[Extract Boundary: Start]

This release - i like to call it the back-to-work release - brings significant speed optimizations for the encoder and a lot of source code cleanups in preparation of a migration from Delphi to Lazarus and/or C. Practical goals are Linux binaries and open source releases. This will be done step by step depending on my spare time. The cleanup revealed several bugs which affected the compression efficiency, but never the data integrity.

Improvements:

- Encoding speed improvements between 6 and 28 percent for my primary file set. The slower presets benefit most. System: i5-4460 (Haswell)
- Decoding speed improvements between 2 and 7 percent for my primary file set. The slower presets benefit most. System: i5-4460 (Haswell)
- Really tiny compression improvements because of some bug fixes. See below.
- Better source code and smaller binaries.

New features:

- The multi-threaded encoder now supports up to 8 instead of 4 threads.
- The cpu optimization option None now really disables any assembler optimizations. Previous versions still used some i386-assembly that could only be disabled by compiler switches. The new option ASM enables this code and is equivalent to None of earlier versions.

Fixes:

- Small bugs in the encoder decreased compression by usually not more than 0.01 percent. One of my file sets lost 0.06 percent. Some special files will show stronger effects.
- A bug in the plain pascal code path significantly decreased compression of some presets: up to 1.19 percent for my primary file set. To encounter this bug, you had to use V2.2.0 or 2.3.0 and explicitly disable assembler optimizations (-cpuNone) or run Tak on a cpu without even the MMX-instruction set (e.g. Pentium 1).

[Extract Boundary: End]
[Available data Boundary: Start]

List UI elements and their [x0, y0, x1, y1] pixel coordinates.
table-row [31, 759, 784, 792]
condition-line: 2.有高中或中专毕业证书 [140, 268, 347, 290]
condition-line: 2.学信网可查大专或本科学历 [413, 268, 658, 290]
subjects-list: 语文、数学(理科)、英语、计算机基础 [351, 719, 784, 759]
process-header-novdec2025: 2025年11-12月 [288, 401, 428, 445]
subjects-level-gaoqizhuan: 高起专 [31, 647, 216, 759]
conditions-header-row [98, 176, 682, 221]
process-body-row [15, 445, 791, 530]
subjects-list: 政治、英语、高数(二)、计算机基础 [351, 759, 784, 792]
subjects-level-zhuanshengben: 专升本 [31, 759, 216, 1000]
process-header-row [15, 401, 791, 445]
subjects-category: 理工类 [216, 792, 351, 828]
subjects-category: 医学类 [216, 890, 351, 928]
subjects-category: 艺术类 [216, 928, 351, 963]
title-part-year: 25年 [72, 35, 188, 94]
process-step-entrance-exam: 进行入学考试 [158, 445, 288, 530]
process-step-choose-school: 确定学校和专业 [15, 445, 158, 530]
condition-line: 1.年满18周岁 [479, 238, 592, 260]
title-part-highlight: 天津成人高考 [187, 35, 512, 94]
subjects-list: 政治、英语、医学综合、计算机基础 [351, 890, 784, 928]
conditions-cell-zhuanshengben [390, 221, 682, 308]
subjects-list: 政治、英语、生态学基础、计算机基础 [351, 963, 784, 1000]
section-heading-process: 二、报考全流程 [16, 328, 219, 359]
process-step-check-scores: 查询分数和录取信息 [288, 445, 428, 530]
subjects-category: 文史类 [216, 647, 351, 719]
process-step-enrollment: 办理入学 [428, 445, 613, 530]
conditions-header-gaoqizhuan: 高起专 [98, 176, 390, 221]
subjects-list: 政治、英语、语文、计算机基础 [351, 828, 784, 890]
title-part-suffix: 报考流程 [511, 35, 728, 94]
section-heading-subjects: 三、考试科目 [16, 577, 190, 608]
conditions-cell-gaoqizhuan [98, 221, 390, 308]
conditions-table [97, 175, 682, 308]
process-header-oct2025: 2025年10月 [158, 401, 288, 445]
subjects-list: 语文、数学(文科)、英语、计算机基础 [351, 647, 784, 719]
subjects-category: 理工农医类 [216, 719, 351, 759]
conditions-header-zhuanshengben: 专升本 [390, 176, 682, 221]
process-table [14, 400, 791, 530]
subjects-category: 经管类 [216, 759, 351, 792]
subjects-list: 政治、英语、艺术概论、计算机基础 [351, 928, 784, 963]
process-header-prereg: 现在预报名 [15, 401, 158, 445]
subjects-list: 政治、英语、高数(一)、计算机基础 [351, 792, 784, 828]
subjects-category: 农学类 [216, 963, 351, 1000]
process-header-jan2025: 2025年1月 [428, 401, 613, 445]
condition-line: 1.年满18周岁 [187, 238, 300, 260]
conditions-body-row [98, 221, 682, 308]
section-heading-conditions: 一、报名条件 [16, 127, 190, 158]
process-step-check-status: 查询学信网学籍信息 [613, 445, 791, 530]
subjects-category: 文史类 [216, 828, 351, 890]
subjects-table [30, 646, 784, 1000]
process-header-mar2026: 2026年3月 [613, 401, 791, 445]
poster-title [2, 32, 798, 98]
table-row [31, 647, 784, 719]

[Available data Boundary: End]

- _Exercise instructions_
(A) Could you extract the passage of the release notes that starts with "- The multi-threaded" and goes on through "show stronger effects.", copying it word for word?
(B) Can you continue the release notes from where they stop?

- _Answers to the tasks_
(A)
- The multi-threaded encoder now supports up to 8 instead of 4 threads.
- The cpu optimization option None now really disables any assembler optimizations. Previous versions still used some i386-assembly that could only be disabled by compiler switches. The new option ASM enables this code and is equivalent to None of earlier versions.

Fixes:

- Small bugs in the encoder decreased compression by usually not more than 0.01 percent. One of my file sets lost 0.06 percent. Some special files will show stronger effects.

(B)
- Added new tests to my already extensive validation procedure to detect regressions of the plain pascal code path. Til now i only checked the data integrity.
- None of these bugs affected the data integrity.

Cleanup:

- Removed the assembler optimizations from the TAK 1.x decoder and made it a lot more compact.
- Replaced MMX with SSE2 assembly.
- Replaced FPU with SSE2 assembly.
- Removed assembler optimizations which had little effect on the speed.
- Removed a lot of partial redundancies which had been introduced to gain some speed.

Known issues:

- If you use pipe decoding and the application reading the pipe is beeing terminated before the whole file has been read, TAKC may get into an endless loop and has to be manually killed with the task manager. I don't think this is a big issue but i will try to fix it in one of the next versions. BTW: Big thanks to shnutils for testing the pipe decoding!
- There seem to be some compatibility issues with pipe decoding to some other applications ("crc1632.exe" has been reported). I will try to fix it in the next release.